_MATERIAL SUPPLIED_:

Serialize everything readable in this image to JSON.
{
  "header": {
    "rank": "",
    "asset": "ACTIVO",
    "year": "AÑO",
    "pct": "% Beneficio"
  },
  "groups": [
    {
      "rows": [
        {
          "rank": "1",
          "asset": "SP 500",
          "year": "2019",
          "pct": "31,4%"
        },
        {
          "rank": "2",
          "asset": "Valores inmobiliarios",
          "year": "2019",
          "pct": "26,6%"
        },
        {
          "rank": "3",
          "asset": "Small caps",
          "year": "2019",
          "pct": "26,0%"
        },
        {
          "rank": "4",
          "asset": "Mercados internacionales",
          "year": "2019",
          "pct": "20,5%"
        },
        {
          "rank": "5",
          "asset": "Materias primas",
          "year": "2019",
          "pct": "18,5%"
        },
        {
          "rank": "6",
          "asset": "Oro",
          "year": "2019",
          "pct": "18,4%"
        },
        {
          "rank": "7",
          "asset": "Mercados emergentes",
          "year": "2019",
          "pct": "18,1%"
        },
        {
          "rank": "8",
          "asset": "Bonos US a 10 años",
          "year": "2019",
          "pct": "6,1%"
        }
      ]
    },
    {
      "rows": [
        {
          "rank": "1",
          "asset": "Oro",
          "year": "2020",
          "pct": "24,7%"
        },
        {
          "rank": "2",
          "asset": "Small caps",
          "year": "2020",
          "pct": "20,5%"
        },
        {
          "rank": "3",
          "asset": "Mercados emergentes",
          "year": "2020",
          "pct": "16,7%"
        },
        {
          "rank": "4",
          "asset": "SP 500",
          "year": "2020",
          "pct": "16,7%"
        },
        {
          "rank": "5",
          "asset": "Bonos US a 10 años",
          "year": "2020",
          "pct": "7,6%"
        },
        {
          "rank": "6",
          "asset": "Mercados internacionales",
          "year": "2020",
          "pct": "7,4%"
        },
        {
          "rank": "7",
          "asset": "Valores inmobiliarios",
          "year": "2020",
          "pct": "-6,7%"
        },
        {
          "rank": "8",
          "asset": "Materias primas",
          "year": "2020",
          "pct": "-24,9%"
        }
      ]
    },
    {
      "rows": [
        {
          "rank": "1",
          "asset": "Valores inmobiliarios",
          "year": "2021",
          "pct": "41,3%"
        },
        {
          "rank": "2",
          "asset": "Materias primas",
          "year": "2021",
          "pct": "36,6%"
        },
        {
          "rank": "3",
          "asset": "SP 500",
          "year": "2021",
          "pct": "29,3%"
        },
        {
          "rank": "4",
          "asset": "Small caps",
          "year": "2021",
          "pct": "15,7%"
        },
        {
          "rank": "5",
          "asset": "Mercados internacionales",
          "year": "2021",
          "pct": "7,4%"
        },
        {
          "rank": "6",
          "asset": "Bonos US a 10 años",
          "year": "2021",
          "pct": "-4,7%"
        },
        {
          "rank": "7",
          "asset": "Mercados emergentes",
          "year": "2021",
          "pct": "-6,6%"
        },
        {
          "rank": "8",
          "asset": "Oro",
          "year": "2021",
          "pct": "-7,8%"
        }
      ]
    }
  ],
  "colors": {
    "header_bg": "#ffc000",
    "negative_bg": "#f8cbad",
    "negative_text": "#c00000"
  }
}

==

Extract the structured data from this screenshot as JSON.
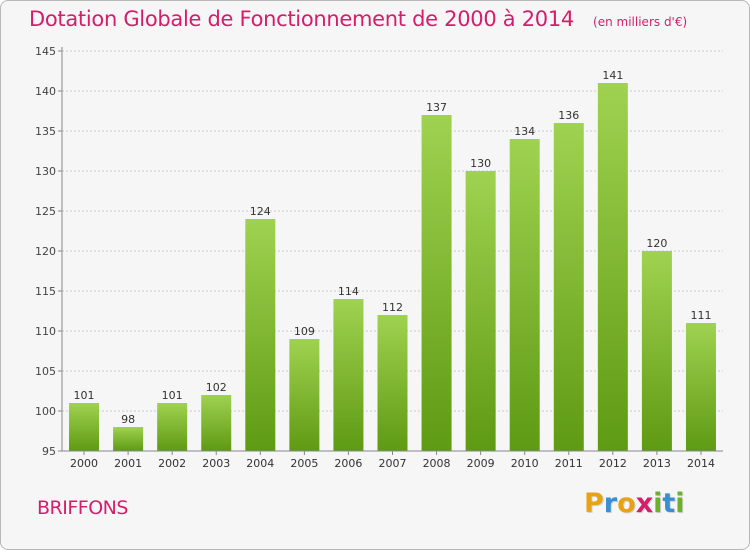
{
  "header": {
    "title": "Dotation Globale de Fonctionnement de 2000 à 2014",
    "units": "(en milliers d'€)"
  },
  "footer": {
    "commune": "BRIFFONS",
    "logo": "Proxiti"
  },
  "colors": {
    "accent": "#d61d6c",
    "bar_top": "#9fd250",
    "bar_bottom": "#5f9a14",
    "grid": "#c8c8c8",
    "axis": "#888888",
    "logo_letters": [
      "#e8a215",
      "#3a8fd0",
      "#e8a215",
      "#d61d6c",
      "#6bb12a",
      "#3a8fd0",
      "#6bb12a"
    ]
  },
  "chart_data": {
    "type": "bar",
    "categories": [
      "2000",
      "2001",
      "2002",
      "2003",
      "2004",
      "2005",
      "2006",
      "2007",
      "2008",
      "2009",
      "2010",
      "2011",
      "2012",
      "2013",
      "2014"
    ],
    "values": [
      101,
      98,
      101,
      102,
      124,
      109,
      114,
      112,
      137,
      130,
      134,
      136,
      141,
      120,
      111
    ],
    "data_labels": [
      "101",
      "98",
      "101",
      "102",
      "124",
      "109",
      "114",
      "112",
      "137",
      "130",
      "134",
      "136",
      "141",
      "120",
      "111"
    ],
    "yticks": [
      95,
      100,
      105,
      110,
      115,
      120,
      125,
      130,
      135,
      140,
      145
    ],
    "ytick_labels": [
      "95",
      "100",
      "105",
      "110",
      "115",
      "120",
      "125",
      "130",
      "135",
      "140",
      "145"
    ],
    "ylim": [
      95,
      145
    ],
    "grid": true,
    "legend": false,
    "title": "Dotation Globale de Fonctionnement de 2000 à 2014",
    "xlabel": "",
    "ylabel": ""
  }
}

* * *

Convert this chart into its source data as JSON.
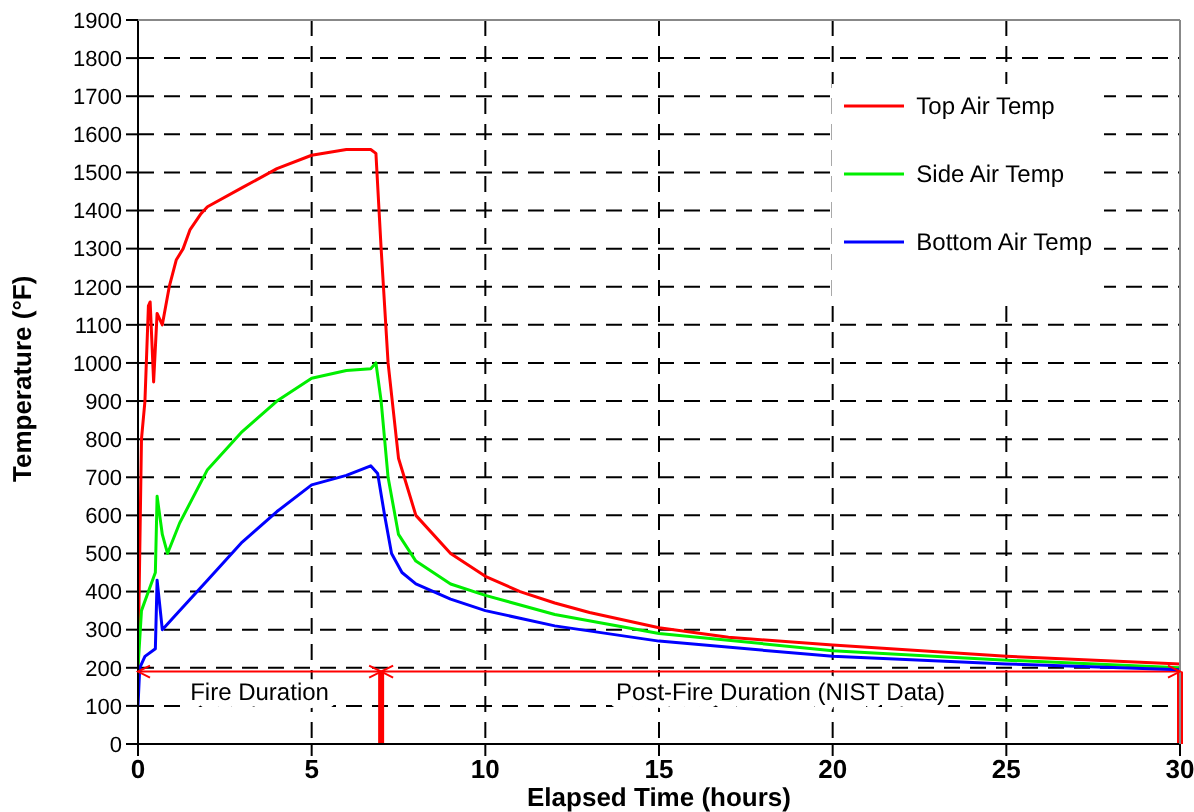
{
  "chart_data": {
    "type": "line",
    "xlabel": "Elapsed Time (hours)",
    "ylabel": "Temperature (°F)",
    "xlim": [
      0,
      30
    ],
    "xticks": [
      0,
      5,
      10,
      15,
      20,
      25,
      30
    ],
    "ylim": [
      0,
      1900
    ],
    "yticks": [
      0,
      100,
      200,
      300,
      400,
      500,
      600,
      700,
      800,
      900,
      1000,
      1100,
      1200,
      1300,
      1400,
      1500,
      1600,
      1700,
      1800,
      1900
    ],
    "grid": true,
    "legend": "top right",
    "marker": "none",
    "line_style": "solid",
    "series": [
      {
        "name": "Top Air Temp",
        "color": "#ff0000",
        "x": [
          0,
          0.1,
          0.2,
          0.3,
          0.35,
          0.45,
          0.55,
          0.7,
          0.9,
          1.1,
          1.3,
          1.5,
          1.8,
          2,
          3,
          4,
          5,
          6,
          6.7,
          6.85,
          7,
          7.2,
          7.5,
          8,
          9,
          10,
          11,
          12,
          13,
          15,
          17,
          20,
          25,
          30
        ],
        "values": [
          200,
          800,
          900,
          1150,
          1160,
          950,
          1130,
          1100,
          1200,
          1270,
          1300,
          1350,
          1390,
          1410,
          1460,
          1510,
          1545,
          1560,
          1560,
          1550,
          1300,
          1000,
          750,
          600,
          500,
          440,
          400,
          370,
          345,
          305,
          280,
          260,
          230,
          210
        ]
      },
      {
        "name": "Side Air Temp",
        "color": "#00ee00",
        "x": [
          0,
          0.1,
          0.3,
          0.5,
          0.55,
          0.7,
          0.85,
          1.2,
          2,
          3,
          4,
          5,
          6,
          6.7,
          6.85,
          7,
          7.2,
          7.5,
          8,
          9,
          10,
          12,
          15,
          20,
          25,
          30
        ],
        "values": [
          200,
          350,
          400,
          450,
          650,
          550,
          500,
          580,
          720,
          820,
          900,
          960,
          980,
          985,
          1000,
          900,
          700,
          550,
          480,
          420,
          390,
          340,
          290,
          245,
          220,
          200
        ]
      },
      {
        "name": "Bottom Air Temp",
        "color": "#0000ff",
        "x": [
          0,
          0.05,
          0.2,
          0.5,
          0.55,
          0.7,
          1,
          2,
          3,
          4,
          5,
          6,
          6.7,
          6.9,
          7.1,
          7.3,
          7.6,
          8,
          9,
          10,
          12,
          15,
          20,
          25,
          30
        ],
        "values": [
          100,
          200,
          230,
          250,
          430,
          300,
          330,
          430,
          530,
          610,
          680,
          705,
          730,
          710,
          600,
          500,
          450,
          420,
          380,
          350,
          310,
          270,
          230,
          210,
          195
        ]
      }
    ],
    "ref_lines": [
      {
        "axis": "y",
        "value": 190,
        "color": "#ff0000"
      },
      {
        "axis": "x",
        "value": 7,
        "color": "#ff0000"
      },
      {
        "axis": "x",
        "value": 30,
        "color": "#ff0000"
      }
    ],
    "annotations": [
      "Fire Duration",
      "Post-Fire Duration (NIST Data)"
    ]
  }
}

_EXERCISE OBJECTIVE_:
In the records above, how many lines contain the string "Fire"? State that number only.

_CORRECT OUTPUT_:
2